# [Task to carry out]
Quote every line as written. Omit pictures.

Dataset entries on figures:
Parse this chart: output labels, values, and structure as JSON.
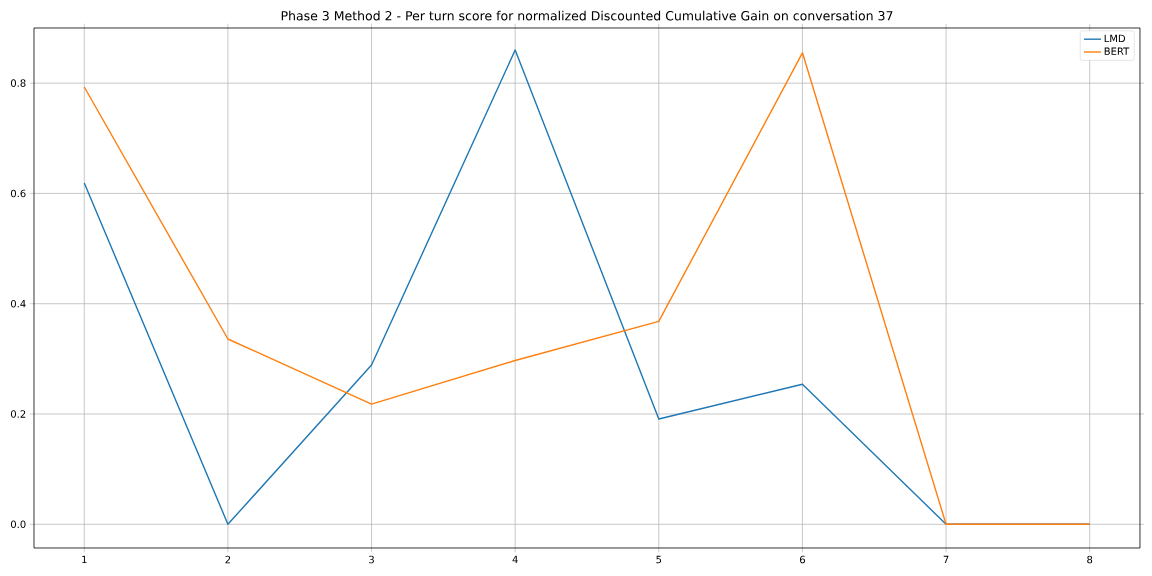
{
  "chart_data": {
    "type": "line",
    "title": "Phase 3 Method 2 - Per turn score for normalized Discounted Cumulative Gain on conversation 37",
    "x": [
      1,
      2,
      3,
      4,
      5,
      6,
      7,
      8
    ],
    "series": [
      {
        "name": "LMD",
        "color": "#1f77b4",
        "values": [
          0.619,
          0.0,
          0.289,
          0.86,
          0.191,
          0.254,
          0.0,
          0.0
        ]
      },
      {
        "name": "BERT",
        "color": "#ff7f0e",
        "values": [
          0.793,
          0.336,
          0.218,
          0.297,
          0.368,
          0.855,
          0.0,
          0.0
        ]
      }
    ],
    "xlim": [
      0.65,
      8.35
    ],
    "ylim": [
      -0.043,
      0.9
    ],
    "xticks": [
      1,
      2,
      3,
      4,
      5,
      6,
      7,
      8
    ],
    "yticks": [
      {
        "value": 0,
        "label": "0.0"
      },
      {
        "value": 0.2,
        "label": "0.2"
      },
      {
        "value": 0.4,
        "label": "0.4"
      },
      {
        "value": 0.6,
        "label": "0.6"
      },
      {
        "value": 0.8,
        "label": "0.8"
      }
    ],
    "grid": true,
    "legend": "top right",
    "marker": "none",
    "line_style": "solid"
  }
}
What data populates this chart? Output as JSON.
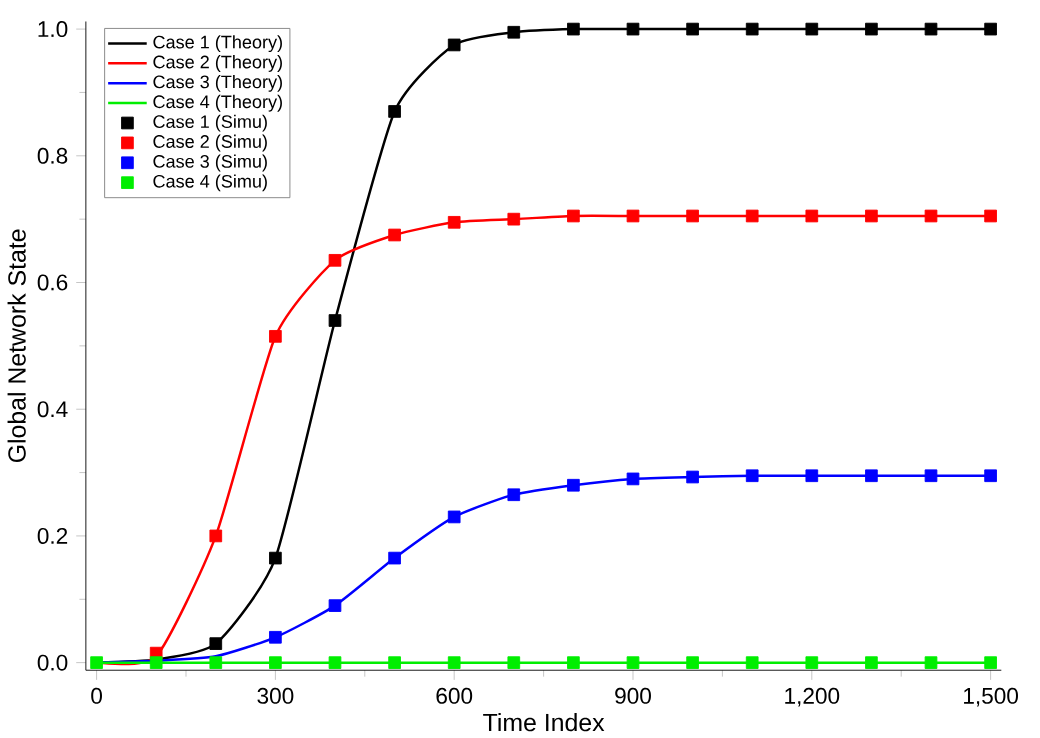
{
  "chart_data": {
    "type": "line",
    "xlabel": "Time Index",
    "ylabel": "Global  Network State",
    "x": [
      0,
      100,
      200,
      300,
      400,
      500,
      600,
      700,
      800,
      900,
      1000,
      1100,
      1200,
      1300,
      1400,
      1500
    ],
    "xlim": [
      0,
      1500
    ],
    "xticks": [
      0,
      300,
      600,
      900,
      {
        "value": 1200,
        "label": "1,200"
      },
      {
        "value": 1500,
        "label": "1,500"
      }
    ],
    "ylim": [
      0,
      1.0
    ],
    "yticks": [
      {
        "value": 0,
        "label": "0.0"
      },
      {
        "value": 0.2,
        "label": "0.2"
      },
      {
        "value": 0.4,
        "label": "0.4"
      },
      {
        "value": 0.6,
        "label": "0.6"
      },
      {
        "value": 0.8,
        "label": "0.8"
      },
      {
        "value": 1.0,
        "label": "1.0"
      }
    ],
    "grid": false,
    "legend": "top left",
    "series": [
      {
        "name": "Case 1 (Theory)",
        "color": "#000000",
        "marker": "none",
        "values": [
          0,
          0.005,
          0.03,
          0.165,
          0.54,
          0.87,
          0.975,
          0.995,
          1.0,
          1.0,
          1.0,
          1.0,
          1.0,
          1.0,
          1.0,
          1.0
        ]
      },
      {
        "name": "Case 2 (Theory)",
        "color": "#ff0000",
        "marker": "none",
        "values": [
          0,
          0.01,
          0.2,
          0.515,
          0.635,
          0.675,
          0.695,
          0.7,
          0.705,
          0.705,
          0.705,
          0.705,
          0.705,
          0.705,
          0.705,
          0.705
        ]
      },
      {
        "name": "Case 3 (Theory)",
        "color": "#0000ff",
        "marker": "none",
        "values": [
          0,
          0.003,
          0.01,
          0.04,
          0.09,
          0.165,
          0.23,
          0.265,
          0.28,
          0.29,
          0.293,
          0.295,
          0.295,
          0.295,
          0.295,
          0.295
        ]
      },
      {
        "name": "Case 4 (Theory)",
        "color": "#00ee00",
        "marker": "none",
        "values": [
          0,
          0,
          0,
          0,
          0,
          0,
          0,
          0,
          0,
          0,
          0,
          0,
          0,
          0,
          0,
          0
        ]
      },
      {
        "name": "Case 1 (Simu)",
        "type": "scatter",
        "color": "#000000",
        "marker": "square",
        "values": [
          null,
          null,
          0.03,
          0.165,
          0.54,
          0.87,
          0.975,
          0.995,
          1.0,
          1.0,
          1.0,
          1.0,
          1.0,
          1.0,
          1.0,
          1.0
        ]
      },
      {
        "name": "Case 2 (Simu)",
        "type": "scatter",
        "color": "#ff0000",
        "marker": "square",
        "values": [
          null,
          0.015,
          0.2,
          0.515,
          0.635,
          0.675,
          0.695,
          0.7,
          0.705,
          0.705,
          0.705,
          0.705,
          0.705,
          0.705,
          0.705,
          0.705
        ]
      },
      {
        "name": "Case 3 (Simu)",
        "type": "scatter",
        "color": "#0000ff",
        "marker": "square",
        "values": [
          null,
          null,
          null,
          0.04,
          0.09,
          0.165,
          0.23,
          0.265,
          0.28,
          0.29,
          0.293,
          0.295,
          0.295,
          0.295,
          0.295,
          0.295
        ]
      },
      {
        "name": "Case 4 (Simu)",
        "type": "scatter",
        "color": "#00ee00",
        "marker": "square",
        "values": [
          0,
          0,
          0,
          0,
          0,
          0,
          0,
          0,
          0,
          0,
          0,
          0,
          0,
          0,
          0,
          0
        ]
      }
    ]
  }
}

# [Answer in full]
Parse this chart: output labels, values, and structure as JSON.
{
  "chart_data": {
    "type": "line",
    "title": "Phase 3 Method 2 - Per turn score for normalized Discounted Cumulative Gain on conversation 37",
    "x": [
      1,
      2,
      3,
      4,
      5,
      6,
      7,
      8
    ],
    "series": [
      {
        "name": "LMD",
        "color": "#1f77b4",
        "values": [
          0.619,
          0.0,
          0.289,
          0.86,
          0.191,
          0.254,
          0.0,
          0.0
        ]
      },
      {
        "name": "BERT",
        "color": "#ff7f0e",
        "values": [
          0.793,
          0.336,
          0.218,
          0.297,
          0.368,
          0.855,
          0.0,
          0.0
        ]
      }
    ],
    "xlim": [
      0.65,
      8.35
    ],
    "ylim": [
      -0.043,
      0.9
    ],
    "xticks": [
      1,
      2,
      3,
      4,
      5,
      6,
      7,
      8
    ],
    "yticks": [
      {
        "value": 0,
        "label": "0.0"
      },
      {
        "value": 0.2,
        "label": "0.2"
      },
      {
        "value": 0.4,
        "label": "0.4"
      },
      {
        "value": 0.6,
        "label": "0.6"
      },
      {
        "value": 0.8,
        "label": "0.8"
      }
    ],
    "grid": true,
    "legend": "top right",
    "marker": "none",
    "line_style": "solid"
  }
}
What data populates this chart? Output as JSON.
{
  "chart_data": {
    "type": "line",
    "xlabel": "Time Index",
    "ylabel": "Global  Network State",
    "x": [
      0,
      100,
      200,
      300,
      400,
      500,
      600,
      700,
      800,
      900,
      1000,
      1100,
      1200,
      1300,
      1400,
      1500
    ],
    "xlim": [
      0,
      1500
    ],
    "xticks": [
      0,
      300,
      600,
      900,
      {
        "value": 1200,
        "label": "1,200"
      },
      {
        "value": 1500,
        "label": "1,500"
      }
    ],
    "ylim": [
      0,
      1.0
    ],
    "yticks": [
      {
        "value": 0,
        "label": "0.0"
      },
      {
        "value": 0.2,
        "label": "0.2"
      },
      {
        "value": 0.4,
        "label": "0.4"
      },
      {
        "value": 0.6,
        "label": "0.6"
      },
      {
        "value": 0.8,
        "label": "0.8"
      },
      {
        "value": 1.0,
        "label": "1.0"
      }
    ],
    "grid": false,
    "legend": "top left",
    "series": [
      {
        "name": "Case 1 (Theory)",
        "color": "#000000",
        "marker": "none",
        "values": [
          0,
          0.005,
          0.03,
          0.165,
          0.54,
          0.87,
          0.975,
          0.995,
          1.0,
          1.0,
          1.0,
          1.0,
          1.0,
          1.0,
          1.0,
          1.0
        ]
      },
      {
        "name": "Case 2 (Theory)",
        "color": "#ff0000",
        "marker": "none",
        "values": [
          0,
          0.01,
          0.2,
          0.515,
          0.635,
          0.675,
          0.695,
          0.7,
          0.705,
          0.705,
          0.705,
          0.705,
          0.705,
          0.705,
          0.705,
          0.705
        ]
      },
      {
        "name": "Case 3 (Theory)",
        "color": "#0000ff",
        "marker": "none",
        "values": [
          0,
          0.003,
          0.01,
          0.04,
          0.09,
          0.165,
          0.23,
          0.265,
          0.28,
          0.29,
          0.293,
          0.295,
          0.295,
          0.295,
          0.295,
          0.295
        ]
      },
      {
        "name": "Case 4 (Theory)",
        "color": "#00ee00",
        "marker": "none",
        "values": [
          0,
          0,
          0,
          0,
          0,
          0,
          0,
          0,
          0,
          0,
          0,
          0,
          0,
          0,
          0,
          0
        ]
      },
      {
        "name": "Case 1 (Simu)",
        "type": "scatter",
        "color": "#000000",
        "marker": "square",
        "values": [
          null,
          null,
          0.03,
          0.165,
          0.54,
          0.87,
          0.975,
          0.995,
          1.0,
          1.0,
          1.0,
          1.0,
          1.0,
          1.0,
          1.0,
          1.0
        ]
      },
      {
        "name": "Case 2 (Simu)",
        "type": "scatter",
        "color": "#ff0000",
        "marker": "square",
        "values": [
          null,
          0.015,
          0.2,
          0.515,
          0.635,
          0.675,
          0.695,
          0.7,
          0.705,
          0.705,
          0.705,
          0.705,
          0.705,
          0.705,
          0.705,
          0.705
        ]
      },
      {
        "name": "Case 3 (Simu)",
        "type": "scatter",
        "color": "#0000ff",
        "marker": "square",
        "values": [
          null,
          null,
          null,
          0.04,
          0.09,
          0.165,
          0.23,
          0.265,
          0.28,
          0.29,
          0.293,
          0.295,
          0.295,
          0.295,
          0.295,
          0.295
        ]
      },
      {
        "name": "Case 4 (Simu)",
        "type": "scatter",
        "color": "#00ee00",
        "marker": "square",
        "values": [
          0,
          0,
          0,
          0,
          0,
          0,
          0,
          0,
          0,
          0,
          0,
          0,
          0,
          0,
          0,
          0
        ]
      }
    ]
  }
}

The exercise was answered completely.